• Your task: Copy out each line exactly as it appears.

• Records shown:
** BEGIN **
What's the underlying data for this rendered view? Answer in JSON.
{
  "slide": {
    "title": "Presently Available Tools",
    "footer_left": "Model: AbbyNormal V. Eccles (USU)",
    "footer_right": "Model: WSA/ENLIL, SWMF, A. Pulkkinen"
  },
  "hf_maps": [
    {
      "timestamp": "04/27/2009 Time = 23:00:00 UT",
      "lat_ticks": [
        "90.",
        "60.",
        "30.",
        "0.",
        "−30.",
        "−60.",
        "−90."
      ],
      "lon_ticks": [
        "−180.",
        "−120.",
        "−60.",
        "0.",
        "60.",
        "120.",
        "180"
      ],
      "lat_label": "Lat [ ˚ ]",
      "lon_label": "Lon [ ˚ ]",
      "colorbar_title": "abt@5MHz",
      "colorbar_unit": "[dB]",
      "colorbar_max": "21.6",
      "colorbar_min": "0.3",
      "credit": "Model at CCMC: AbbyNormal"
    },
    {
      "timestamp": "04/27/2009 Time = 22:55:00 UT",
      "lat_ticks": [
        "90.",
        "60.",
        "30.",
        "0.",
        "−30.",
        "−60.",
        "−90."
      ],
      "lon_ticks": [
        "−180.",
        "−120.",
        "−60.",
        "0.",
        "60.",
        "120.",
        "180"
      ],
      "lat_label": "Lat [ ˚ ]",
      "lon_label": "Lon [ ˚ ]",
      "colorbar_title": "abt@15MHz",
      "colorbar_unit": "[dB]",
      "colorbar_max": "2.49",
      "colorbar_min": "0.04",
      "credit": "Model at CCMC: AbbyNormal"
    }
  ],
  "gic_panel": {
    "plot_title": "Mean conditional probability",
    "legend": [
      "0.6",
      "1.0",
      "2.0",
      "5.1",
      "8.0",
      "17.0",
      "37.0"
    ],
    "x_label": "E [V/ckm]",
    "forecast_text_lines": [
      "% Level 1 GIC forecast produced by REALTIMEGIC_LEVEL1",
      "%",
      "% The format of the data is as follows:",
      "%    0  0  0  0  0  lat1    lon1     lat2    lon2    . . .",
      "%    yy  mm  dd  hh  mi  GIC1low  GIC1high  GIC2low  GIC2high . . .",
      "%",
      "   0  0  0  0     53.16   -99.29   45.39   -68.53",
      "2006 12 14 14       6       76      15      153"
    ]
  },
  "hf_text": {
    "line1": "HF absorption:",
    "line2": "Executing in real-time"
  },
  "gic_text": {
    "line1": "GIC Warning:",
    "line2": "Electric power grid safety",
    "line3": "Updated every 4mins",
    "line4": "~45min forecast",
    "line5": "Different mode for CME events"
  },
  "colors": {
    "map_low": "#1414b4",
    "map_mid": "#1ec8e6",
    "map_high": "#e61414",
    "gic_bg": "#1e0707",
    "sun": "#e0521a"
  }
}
** END **
• Reply to the task:
What's the underlying data for this rendered view? Answer in JSON.
{
  "slide": {
    "title": "Presently Available Tools",
    "footer_left": "Model: AbbyNormal V. Eccles (USU)",
    "footer_right": "Model: WSA/ENLIL, SWMF, A. Pulkkinen"
  },
  "hf_maps": [
    {
      "timestamp": "04/27/2009 Time = 23:00:00 UT",
      "lat_ticks": [
        "90.",
        "60.",
        "30.",
        "0.",
        "−30.",
        "−60.",
        "−90."
      ],
      "lon_ticks": [
        "−180.",
        "−120.",
        "−60.",
        "0.",
        "60.",
        "120.",
        "180"
      ],
      "lat_label": "Lat [ ˚ ]",
      "lon_label": "Lon [ ˚ ]",
      "colorbar_title": "abt@5MHz",
      "colorbar_unit": "[dB]",
      "colorbar_max": "21.6",
      "colorbar_min": "0.3",
      "credit": "Model at CCMC: AbbyNormal"
    },
    {
      "timestamp": "04/27/2009 Time = 22:55:00 UT",
      "lat_ticks": [
        "90.",
        "60.",
        "30.",
        "0.",
        "−30.",
        "−60.",
        "−90."
      ],
      "lon_ticks": [
        "−180.",
        "−120.",
        "−60.",
        "0.",
        "60.",
        "120.",
        "180"
      ],
      "lat_label": "Lat [ ˚ ]",
      "lon_label": "Lon [ ˚ ]",
      "colorbar_title": "abt@15MHz",
      "colorbar_unit": "[dB]",
      "colorbar_max": "2.49",
      "colorbar_min": "0.04",
      "credit": "Model at CCMC: AbbyNormal"
    }
  ],
  "gic_panel": {
    "plot_title": "Mean conditional probability",
    "legend": [
      "0.6",
      "1.0",
      "2.0",
      "5.1",
      "8.0",
      "17.0",
      "37.0"
    ],
    "x_label": "E [V/ckm]",
    "forecast_text_lines": [
      "% Level 1 GIC forecast produced by REALTIMEGIC_LEVEL1",
      "%",
      "% The format of the data is as follows:",
      "%    0  0  0  0  0  lat1    lon1     lat2    lon2    . . .",
      "%    yy  mm  dd  hh  mi  GIC1low  GIC1high  GIC2low  GIC2high . . .",
      "%",
      "   0  0  0  0     53.16   -99.29   45.39   -68.53",
      "2006 12 14 14       6       76      15      153"
    ]
  },
  "hf_text": {
    "line1": "HF absorption:",
    "line2": "Executing in real-time"
  },
  "gic_text": {
    "line1": "GIC Warning:",
    "line2": "Electric power grid safety",
    "line3": "Updated every 4mins",
    "line4": "~45min forecast",
    "line5": "Different mode for CME events"
  },
  "colors": {
    "map_low": "#1414b4",
    "map_mid": "#1ec8e6",
    "map_high": "#e61414",
    "gic_bg": "#1e0707",
    "sun": "#e0521a"
  }
}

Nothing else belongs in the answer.